PROBLEM DESCRIPTION> Repeat each line of the material below exactly as it appears, minus any pictures.

WORKING DATA>

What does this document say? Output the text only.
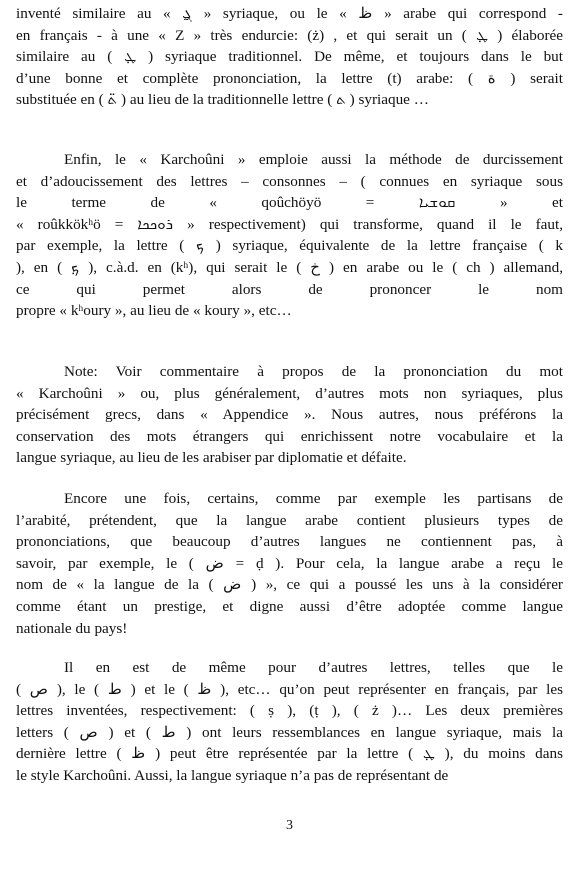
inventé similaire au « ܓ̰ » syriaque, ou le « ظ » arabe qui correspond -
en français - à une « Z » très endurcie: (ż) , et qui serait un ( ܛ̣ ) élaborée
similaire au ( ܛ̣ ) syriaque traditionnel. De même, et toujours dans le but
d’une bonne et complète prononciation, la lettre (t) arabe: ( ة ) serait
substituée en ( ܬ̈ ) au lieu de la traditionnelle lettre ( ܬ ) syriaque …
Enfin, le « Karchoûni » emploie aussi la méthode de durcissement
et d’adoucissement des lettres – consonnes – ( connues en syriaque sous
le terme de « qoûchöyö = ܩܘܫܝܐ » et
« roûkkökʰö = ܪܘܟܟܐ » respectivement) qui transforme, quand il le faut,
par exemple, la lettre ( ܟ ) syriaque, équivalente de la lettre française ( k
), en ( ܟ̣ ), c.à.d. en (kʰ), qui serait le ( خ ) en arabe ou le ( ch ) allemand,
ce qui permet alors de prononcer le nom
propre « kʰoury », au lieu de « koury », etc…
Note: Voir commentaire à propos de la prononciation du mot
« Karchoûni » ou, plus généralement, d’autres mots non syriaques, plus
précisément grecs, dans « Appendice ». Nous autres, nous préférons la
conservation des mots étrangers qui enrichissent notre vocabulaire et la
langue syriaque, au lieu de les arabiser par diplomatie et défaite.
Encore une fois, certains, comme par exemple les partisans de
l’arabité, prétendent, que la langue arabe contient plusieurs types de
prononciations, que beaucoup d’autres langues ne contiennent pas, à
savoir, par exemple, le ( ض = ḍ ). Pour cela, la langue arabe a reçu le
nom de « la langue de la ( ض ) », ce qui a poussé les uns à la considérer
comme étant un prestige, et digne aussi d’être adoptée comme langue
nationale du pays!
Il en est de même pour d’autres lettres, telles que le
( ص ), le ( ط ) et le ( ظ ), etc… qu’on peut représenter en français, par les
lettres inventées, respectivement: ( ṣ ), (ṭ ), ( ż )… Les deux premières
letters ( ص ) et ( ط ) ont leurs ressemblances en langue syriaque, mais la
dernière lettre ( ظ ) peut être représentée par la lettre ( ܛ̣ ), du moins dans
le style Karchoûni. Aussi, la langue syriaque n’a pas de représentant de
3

RESULT FOR THIS TASK>
What does this document say? Output the text only.
inventé similaire au « ܓ̰ » syriaque, ou le « ظ » arabe qui correspond -
en français - à une « Z » très endurcie: (ż) , et qui serait un ( ܛ̣ ) élaborée
similaire au ( ܛ̣ ) syriaque traditionnel. De même, et toujours dans le but
d’une bonne et complète prononciation, la lettre (t) arabe: ( ة ) serait
substituée en ( ܬ̈ ) au lieu de la traditionnelle lettre ( ܬ ) syriaque …
Enfin, le « Karchoûni » emploie aussi la méthode de durcissement
et d’adoucissement des lettres – consonnes – ( connues en syriaque sous
le terme de « qoûchöyö = ܩܘܫܝܐ » et
« roûkkökʰö = ܪܘܟܟܐ » respectivement) qui transforme, quand il le faut,
par exemple, la lettre ( ܟ ) syriaque, équivalente de la lettre française ( k
), en ( ܟ̣ ), c.à.d. en (kʰ), qui serait le ( خ ) en arabe ou le ( ch ) allemand,
ce qui permet alors de prononcer le nom
propre « kʰoury », au lieu de « koury », etc…
Note: Voir commentaire à propos de la prononciation du mot
« Karchoûni » ou, plus généralement, d’autres mots non syriaques, plus
précisément grecs, dans « Appendice ». Nous autres, nous préférons la
conservation des mots étrangers qui enrichissent notre vocabulaire et la
langue syriaque, au lieu de les arabiser par diplomatie et défaite.
Encore une fois, certains, comme par exemple les partisans de
l’arabité, prétendent, que la langue arabe contient plusieurs types de
prononciations, que beaucoup d’autres langues ne contiennent pas, à
savoir, par exemple, le ( ض = ḍ ). Pour cela, la langue arabe a reçu le
nom de « la langue de la ( ض ) », ce qui a poussé les uns à la considérer
comme étant un prestige, et digne aussi d’être adoptée comme langue
nationale du pays!
Il en est de même pour d’autres lettres, telles que le
( ص ), le ( ط ) et le ( ظ ), etc… qu’on peut représenter en français, par les
lettres inventées, respectivement: ( ṣ ), (ṭ ), ( ż )… Les deux premières
letters ( ص ) et ( ط ) ont leurs ressemblances en langue syriaque, mais la
dernière lettre ( ظ ) peut être représentée par la lettre ( ܛ̣ ), du moins dans
le style Karchoûni. Aussi, la langue syriaque n’a pas de représentant de
3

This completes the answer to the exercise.